#### Listed entries ####

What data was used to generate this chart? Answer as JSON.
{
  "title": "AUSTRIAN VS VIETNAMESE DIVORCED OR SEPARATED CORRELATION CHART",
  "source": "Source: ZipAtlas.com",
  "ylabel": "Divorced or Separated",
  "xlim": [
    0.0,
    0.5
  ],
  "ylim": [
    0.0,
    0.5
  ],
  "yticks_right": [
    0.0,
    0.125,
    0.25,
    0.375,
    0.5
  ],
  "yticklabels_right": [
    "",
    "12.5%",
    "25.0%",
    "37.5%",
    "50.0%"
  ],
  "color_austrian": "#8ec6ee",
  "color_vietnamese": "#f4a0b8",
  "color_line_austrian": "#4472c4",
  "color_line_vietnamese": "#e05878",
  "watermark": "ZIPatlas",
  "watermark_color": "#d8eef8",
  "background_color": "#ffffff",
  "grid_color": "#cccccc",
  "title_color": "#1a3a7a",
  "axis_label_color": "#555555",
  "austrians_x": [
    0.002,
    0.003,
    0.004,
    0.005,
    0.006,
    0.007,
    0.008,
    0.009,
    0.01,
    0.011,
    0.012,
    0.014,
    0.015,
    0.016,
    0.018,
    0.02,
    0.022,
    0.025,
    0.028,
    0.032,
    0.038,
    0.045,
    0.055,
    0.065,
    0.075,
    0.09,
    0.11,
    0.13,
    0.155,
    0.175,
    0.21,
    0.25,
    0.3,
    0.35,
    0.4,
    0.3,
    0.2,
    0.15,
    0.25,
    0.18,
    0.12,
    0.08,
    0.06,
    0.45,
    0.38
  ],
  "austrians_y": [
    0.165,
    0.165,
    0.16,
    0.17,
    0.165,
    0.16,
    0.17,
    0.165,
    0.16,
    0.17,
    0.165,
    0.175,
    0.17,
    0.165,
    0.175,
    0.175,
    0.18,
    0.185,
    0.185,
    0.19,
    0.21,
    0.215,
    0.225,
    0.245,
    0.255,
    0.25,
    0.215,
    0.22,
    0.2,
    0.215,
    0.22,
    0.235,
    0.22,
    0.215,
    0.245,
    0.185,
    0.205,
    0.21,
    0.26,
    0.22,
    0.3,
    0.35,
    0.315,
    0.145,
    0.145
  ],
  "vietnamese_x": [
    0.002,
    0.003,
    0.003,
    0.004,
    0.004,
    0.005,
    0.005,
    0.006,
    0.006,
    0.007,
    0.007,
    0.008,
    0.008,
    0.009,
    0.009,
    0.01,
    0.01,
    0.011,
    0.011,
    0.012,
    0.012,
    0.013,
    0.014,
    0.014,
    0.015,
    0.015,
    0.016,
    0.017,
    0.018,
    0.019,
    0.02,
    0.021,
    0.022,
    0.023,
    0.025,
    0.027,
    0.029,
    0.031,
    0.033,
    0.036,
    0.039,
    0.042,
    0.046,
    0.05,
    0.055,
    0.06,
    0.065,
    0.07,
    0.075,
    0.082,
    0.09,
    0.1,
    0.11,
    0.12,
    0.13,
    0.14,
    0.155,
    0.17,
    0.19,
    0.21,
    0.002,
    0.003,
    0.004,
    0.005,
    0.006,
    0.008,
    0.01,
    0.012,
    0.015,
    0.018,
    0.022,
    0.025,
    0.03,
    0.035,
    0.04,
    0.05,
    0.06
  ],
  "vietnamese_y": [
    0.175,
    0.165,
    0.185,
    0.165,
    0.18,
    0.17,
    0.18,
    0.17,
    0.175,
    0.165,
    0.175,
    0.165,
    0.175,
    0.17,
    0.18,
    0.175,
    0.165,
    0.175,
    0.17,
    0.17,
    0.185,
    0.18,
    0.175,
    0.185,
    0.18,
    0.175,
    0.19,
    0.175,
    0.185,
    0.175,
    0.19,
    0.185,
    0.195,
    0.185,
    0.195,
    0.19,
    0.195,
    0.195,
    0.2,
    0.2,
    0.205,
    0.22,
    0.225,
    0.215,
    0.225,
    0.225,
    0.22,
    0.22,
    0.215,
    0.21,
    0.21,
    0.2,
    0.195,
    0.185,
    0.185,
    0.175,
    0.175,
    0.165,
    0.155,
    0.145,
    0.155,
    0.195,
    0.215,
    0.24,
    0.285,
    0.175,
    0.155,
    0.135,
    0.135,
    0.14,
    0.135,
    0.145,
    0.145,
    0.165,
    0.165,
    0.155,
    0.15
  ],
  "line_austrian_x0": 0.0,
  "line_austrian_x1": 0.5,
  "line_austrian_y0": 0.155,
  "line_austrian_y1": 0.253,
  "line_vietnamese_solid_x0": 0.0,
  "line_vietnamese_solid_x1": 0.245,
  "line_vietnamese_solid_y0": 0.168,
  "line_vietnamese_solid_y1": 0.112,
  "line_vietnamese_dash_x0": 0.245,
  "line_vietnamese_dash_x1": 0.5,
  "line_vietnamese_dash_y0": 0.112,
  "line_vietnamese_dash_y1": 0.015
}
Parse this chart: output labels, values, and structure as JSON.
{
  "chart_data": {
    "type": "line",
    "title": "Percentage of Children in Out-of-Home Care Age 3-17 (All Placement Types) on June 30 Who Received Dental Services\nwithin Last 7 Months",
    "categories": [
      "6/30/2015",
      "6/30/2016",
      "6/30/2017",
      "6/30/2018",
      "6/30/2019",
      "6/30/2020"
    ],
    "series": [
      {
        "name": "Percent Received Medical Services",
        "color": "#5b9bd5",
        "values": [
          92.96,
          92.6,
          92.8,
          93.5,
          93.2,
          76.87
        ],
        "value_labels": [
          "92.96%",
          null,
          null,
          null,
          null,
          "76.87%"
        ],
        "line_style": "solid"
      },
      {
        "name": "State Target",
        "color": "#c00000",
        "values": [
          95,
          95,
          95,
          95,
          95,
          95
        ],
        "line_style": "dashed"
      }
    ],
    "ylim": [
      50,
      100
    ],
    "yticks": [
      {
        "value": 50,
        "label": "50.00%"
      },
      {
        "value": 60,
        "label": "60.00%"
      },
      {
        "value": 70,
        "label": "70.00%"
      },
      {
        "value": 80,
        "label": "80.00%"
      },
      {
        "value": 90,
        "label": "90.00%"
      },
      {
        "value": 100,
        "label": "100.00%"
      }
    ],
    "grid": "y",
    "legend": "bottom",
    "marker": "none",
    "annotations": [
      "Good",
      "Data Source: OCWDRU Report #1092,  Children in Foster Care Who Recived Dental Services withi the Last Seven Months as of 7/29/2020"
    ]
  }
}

####

• [What is expected]: Take the data above and return it exactly.

• [Exercise output]:
What data was used to generate this chart? Answer as JSON.
{
  "title": "AUSTRIAN VS VIETNAMESE DIVORCED OR SEPARATED CORRELATION CHART",
  "source": "Source: ZipAtlas.com",
  "ylabel": "Divorced or Separated",
  "xlim": [
    0.0,
    0.5
  ],
  "ylim": [
    0.0,
    0.5
  ],
  "yticks_right": [
    0.0,
    0.125,
    0.25,
    0.375,
    0.5
  ],
  "yticklabels_right": [
    "",
    "12.5%",
    "25.0%",
    "37.5%",
    "50.0%"
  ],
  "color_austrian": "#8ec6ee",
  "color_vietnamese": "#f4a0b8",
  "color_line_austrian": "#4472c4",
  "color_line_vietnamese": "#e05878",
  "watermark": "ZIPatlas",
  "watermark_color": "#d8eef8",
  "background_color": "#ffffff",
  "grid_color": "#cccccc",
  "title_color": "#1a3a7a",
  "axis_label_color": "#555555",
  "austrians_x": [
    0.002,
    0.003,
    0.004,
    0.005,
    0.006,
    0.007,
    0.008,
    0.009,
    0.01,
    0.011,
    0.012,
    0.014,
    0.015,
    0.016,
    0.018,
    0.02,
    0.022,
    0.025,
    0.028,
    0.032,
    0.038,
    0.045,
    0.055,
    0.065,
    0.075,
    0.09,
    0.11,
    0.13,
    0.155,
    0.175,
    0.21,
    0.25,
    0.3,
    0.35,
    0.4,
    0.3,
    0.2,
    0.15,
    0.25,
    0.18,
    0.12,
    0.08,
    0.06,
    0.45,
    0.38
  ],
  "austrians_y": [
    0.165,
    0.165,
    0.16,
    0.17,
    0.165,
    0.16,
    0.17,
    0.165,
    0.16,
    0.17,
    0.165,
    0.175,
    0.17,
    0.165,
    0.175,
    0.175,
    0.18,
    0.185,
    0.185,
    0.19,
    0.21,
    0.215,
    0.225,
    0.245,
    0.255,
    0.25,
    0.215,
    0.22,
    0.2,
    0.215,
    0.22,
    0.235,
    0.22,
    0.215,
    0.245,
    0.185,
    0.205,
    0.21,
    0.26,
    0.22,
    0.3,
    0.35,
    0.315,
    0.145,
    0.145
  ],
  "vietnamese_x": [
    0.002,
    0.003,
    0.003,
    0.004,
    0.004,
    0.005,
    0.005,
    0.006,
    0.006,
    0.007,
    0.007,
    0.008,
    0.008,
    0.009,
    0.009,
    0.01,
    0.01,
    0.011,
    0.011,
    0.012,
    0.012,
    0.013,
    0.014,
    0.014,
    0.015,
    0.015,
    0.016,
    0.017,
    0.018,
    0.019,
    0.02,
    0.021,
    0.022,
    0.023,
    0.025,
    0.027,
    0.029,
    0.031,
    0.033,
    0.036,
    0.039,
    0.042,
    0.046,
    0.05,
    0.055,
    0.06,
    0.065,
    0.07,
    0.075,
    0.082,
    0.09,
    0.1,
    0.11,
    0.12,
    0.13,
    0.14,
    0.155,
    0.17,
    0.19,
    0.21,
    0.002,
    0.003,
    0.004,
    0.005,
    0.006,
    0.008,
    0.01,
    0.012,
    0.015,
    0.018,
    0.022,
    0.025,
    0.03,
    0.035,
    0.04,
    0.05,
    0.06
  ],
  "vietnamese_y": [
    0.175,
    0.165,
    0.185,
    0.165,
    0.18,
    0.17,
    0.18,
    0.17,
    0.175,
    0.165,
    0.175,
    0.165,
    0.175,
    0.17,
    0.18,
    0.175,
    0.165,
    0.175,
    0.17,
    0.17,
    0.185,
    0.18,
    0.175,
    0.185,
    0.18,
    0.175,
    0.19,
    0.175,
    0.185,
    0.175,
    0.19,
    0.185,
    0.195,
    0.185,
    0.195,
    0.19,
    0.195,
    0.195,
    0.2,
    0.2,
    0.205,
    0.22,
    0.225,
    0.215,
    0.225,
    0.225,
    0.22,
    0.22,
    0.215,
    0.21,
    0.21,
    0.2,
    0.195,
    0.185,
    0.185,
    0.175,
    0.175,
    0.165,
    0.155,
    0.145,
    0.155,
    0.195,
    0.215,
    0.24,
    0.285,
    0.175,
    0.155,
    0.135,
    0.135,
    0.14,
    0.135,
    0.145,
    0.145,
    0.165,
    0.165,
    0.155,
    0.15
  ],
  "line_austrian_x0": 0.0,
  "line_austrian_x1": 0.5,
  "line_austrian_y0": 0.155,
  "line_austrian_y1": 0.253,
  "line_vietnamese_solid_x0": 0.0,
  "line_vietnamese_solid_x1": 0.245,
  "line_vietnamese_solid_y0": 0.168,
  "line_vietnamese_solid_y1": 0.112,
  "line_vietnamese_dash_x0": 0.245,
  "line_vietnamese_dash_x1": 0.5,
  "line_vietnamese_dash_y0": 0.112,
  "line_vietnamese_dash_y1": 0.015
}
Parse this chart: output labels, values, and structure as JSON.
{
  "chart_data": {
    "type": "line",
    "title": "Percentage of Children in Out-of-Home Care Age 3-17 (All Placement Types) on June 30 Who Received Dental Services\nwithin Last 7 Months",
    "categories": [
      "6/30/2015",
      "6/30/2016",
      "6/30/2017",
      "6/30/2018",
      "6/30/2019",
      "6/30/2020"
    ],
    "series": [
      {
        "name": "Percent Received Medical Services",
        "color": "#5b9bd5",
        "values": [
          92.96,
          92.6,
          92.8,
          93.5,
          93.2,
          76.87
        ],
        "value_labels": [
          "92.96%",
          null,
          null,
          null,
          null,
          "76.87%"
        ],
        "line_style": "solid"
      },
      {
        "name": "State Target",
        "color": "#c00000",
        "values": [
          95,
          95,
          95,
          95,
          95,
          95
        ],
        "line_style": "dashed"
      }
    ],
    "ylim": [
      50,
      100
    ],
    "yticks": [
      {
        "value": 50,
        "label": "50.00%"
      },
      {
        "value": 60,
        "label": "60.00%"
      },
      {
        "value": 70,
        "label": "70.00%"
      },
      {
        "value": 80,
        "label": "80.00%"
      },
      {
        "value": 90,
        "label": "90.00%"
      },
      {
        "value": 100,
        "label": "100.00%"
      }
    ],
    "grid": "y",
    "legend": "bottom",
    "marker": "none",
    "annotations": [
      "Good",
      "Data Source: OCWDRU Report #1092,  Children in Foster Care Who Recived Dental Services withi the Last Seven Months as of 7/29/2020"
    ]
  }
}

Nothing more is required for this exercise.